▸ SHORT TASK: List every line in this data where the string "title" occurs.

▸ GIVEN DATA:

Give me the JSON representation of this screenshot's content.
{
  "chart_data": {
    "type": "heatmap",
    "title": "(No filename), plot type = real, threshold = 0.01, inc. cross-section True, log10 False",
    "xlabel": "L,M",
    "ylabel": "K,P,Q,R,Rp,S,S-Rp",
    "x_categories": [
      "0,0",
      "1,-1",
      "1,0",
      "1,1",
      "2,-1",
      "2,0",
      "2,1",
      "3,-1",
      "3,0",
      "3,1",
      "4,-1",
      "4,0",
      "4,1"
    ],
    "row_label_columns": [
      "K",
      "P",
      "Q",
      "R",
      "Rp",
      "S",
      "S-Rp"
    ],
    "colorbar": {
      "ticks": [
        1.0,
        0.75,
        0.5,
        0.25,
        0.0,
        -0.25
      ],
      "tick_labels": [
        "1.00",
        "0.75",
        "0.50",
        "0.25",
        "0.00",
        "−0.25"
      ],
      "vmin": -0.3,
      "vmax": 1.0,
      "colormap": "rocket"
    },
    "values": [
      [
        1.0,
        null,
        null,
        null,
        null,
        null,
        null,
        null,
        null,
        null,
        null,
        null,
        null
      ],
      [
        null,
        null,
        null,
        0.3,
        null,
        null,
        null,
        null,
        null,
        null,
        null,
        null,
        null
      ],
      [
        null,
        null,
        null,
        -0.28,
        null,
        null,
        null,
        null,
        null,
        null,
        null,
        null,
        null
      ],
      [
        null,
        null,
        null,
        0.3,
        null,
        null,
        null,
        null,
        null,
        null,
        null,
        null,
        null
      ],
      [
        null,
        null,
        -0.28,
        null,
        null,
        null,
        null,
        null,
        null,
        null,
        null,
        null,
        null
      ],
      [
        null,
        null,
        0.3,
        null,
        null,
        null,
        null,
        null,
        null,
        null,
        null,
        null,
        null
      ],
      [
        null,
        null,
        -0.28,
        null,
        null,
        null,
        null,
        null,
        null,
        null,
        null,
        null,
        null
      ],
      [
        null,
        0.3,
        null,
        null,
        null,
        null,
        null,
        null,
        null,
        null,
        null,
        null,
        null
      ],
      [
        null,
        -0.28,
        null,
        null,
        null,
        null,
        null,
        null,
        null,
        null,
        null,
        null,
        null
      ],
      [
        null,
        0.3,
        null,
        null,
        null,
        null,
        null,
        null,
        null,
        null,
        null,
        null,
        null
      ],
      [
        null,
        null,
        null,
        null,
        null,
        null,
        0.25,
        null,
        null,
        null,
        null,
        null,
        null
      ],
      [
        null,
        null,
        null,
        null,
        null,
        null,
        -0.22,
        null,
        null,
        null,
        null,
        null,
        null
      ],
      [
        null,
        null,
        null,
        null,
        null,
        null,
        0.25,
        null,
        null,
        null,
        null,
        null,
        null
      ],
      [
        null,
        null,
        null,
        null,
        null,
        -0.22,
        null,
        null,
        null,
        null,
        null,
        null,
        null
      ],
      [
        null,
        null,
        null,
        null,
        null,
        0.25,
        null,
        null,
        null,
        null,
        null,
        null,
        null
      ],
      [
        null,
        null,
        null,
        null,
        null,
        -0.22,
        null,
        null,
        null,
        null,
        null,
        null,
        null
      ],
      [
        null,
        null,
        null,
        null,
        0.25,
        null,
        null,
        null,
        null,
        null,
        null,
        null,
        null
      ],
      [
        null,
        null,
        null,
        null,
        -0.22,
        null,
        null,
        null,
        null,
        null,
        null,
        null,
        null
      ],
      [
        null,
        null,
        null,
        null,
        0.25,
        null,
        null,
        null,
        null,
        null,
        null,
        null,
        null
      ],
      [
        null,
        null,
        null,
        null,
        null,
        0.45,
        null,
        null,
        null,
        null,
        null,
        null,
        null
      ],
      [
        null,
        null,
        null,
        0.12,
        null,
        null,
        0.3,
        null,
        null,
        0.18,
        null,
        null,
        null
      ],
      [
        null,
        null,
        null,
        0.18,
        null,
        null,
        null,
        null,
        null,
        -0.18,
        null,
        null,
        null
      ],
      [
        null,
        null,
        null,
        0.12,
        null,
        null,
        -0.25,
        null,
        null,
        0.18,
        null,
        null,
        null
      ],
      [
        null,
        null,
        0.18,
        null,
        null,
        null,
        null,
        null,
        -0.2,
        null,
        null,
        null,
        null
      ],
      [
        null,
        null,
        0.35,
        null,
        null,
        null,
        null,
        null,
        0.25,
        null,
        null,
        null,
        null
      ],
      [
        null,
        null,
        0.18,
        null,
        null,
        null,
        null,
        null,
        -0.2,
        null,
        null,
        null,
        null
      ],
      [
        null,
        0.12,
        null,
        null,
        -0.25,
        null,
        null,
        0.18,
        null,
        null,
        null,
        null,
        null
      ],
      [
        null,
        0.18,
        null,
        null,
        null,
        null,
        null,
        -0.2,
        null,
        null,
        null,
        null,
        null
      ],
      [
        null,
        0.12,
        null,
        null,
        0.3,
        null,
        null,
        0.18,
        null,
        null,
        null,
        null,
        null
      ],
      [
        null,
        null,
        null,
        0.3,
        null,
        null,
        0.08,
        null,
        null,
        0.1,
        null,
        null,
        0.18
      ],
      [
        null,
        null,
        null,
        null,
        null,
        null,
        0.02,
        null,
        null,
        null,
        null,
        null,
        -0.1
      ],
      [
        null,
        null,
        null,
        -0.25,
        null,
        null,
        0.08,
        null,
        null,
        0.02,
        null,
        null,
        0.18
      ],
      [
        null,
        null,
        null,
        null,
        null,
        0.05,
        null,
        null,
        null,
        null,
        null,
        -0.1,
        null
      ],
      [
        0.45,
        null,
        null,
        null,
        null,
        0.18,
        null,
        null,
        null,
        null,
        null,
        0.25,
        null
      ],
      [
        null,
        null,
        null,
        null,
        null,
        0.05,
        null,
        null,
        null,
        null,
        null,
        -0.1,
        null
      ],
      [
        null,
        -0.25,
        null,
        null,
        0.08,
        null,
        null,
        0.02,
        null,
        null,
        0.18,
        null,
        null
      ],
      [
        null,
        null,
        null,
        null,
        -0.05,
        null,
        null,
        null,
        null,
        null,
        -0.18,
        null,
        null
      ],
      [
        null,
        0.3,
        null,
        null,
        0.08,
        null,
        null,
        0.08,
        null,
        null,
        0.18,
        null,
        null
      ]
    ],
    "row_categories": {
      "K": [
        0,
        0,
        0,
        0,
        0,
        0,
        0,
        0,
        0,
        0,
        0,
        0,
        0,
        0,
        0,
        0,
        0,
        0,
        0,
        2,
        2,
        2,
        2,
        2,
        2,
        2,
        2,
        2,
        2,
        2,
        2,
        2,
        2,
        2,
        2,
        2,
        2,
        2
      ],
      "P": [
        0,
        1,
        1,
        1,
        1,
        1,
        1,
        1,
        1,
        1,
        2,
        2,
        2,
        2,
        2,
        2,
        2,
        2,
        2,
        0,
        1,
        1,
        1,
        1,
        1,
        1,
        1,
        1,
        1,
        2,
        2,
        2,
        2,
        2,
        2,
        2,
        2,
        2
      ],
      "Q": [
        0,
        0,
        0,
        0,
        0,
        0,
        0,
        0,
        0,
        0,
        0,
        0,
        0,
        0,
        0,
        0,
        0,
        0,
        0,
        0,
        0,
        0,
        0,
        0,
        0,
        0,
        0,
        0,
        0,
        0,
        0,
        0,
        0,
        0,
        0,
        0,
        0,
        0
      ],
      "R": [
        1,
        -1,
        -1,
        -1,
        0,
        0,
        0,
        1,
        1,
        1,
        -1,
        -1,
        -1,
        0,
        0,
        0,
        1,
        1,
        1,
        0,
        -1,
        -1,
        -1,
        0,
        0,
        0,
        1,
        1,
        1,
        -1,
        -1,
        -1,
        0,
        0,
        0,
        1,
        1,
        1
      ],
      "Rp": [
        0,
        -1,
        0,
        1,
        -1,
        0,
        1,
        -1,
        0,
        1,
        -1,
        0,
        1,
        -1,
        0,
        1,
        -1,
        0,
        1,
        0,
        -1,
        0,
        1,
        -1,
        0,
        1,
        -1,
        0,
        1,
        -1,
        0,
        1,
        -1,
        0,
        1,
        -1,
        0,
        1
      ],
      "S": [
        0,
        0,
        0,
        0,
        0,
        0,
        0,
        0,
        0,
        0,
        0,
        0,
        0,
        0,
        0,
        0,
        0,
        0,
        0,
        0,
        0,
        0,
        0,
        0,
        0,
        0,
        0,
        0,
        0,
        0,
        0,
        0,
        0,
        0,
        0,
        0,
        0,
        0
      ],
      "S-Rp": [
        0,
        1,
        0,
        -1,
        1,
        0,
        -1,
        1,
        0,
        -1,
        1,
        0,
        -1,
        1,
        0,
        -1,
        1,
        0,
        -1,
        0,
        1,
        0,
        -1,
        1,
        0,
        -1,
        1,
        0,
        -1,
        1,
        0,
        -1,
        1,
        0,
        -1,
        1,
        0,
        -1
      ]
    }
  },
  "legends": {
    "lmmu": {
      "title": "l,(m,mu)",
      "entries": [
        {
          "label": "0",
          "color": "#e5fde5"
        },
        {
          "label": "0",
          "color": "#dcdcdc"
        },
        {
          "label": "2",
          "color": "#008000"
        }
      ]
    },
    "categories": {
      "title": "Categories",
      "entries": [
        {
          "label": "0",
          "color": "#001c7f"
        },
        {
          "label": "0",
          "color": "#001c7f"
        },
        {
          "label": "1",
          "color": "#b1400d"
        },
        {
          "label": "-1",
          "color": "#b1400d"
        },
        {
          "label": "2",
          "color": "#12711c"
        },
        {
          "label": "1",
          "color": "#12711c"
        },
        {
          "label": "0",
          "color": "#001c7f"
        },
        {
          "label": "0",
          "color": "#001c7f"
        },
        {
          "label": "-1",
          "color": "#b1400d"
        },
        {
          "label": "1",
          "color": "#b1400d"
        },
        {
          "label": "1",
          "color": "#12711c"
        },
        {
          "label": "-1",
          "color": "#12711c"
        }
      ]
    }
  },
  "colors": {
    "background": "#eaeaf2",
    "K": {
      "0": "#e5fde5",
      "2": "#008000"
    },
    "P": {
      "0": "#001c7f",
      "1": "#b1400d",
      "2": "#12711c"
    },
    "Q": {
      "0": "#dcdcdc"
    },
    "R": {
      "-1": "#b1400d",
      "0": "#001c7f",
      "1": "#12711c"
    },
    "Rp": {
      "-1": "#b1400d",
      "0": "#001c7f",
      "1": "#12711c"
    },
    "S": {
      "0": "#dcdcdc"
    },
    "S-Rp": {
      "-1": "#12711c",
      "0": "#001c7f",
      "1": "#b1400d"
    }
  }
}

▸ RESULT FOR THIS TASK:
    "title": "(No filename), plot type = real, threshold = 0.01, inc. cross-section True, log10 False",
      "title": "l,(m,mu)",
      "title": "Categories",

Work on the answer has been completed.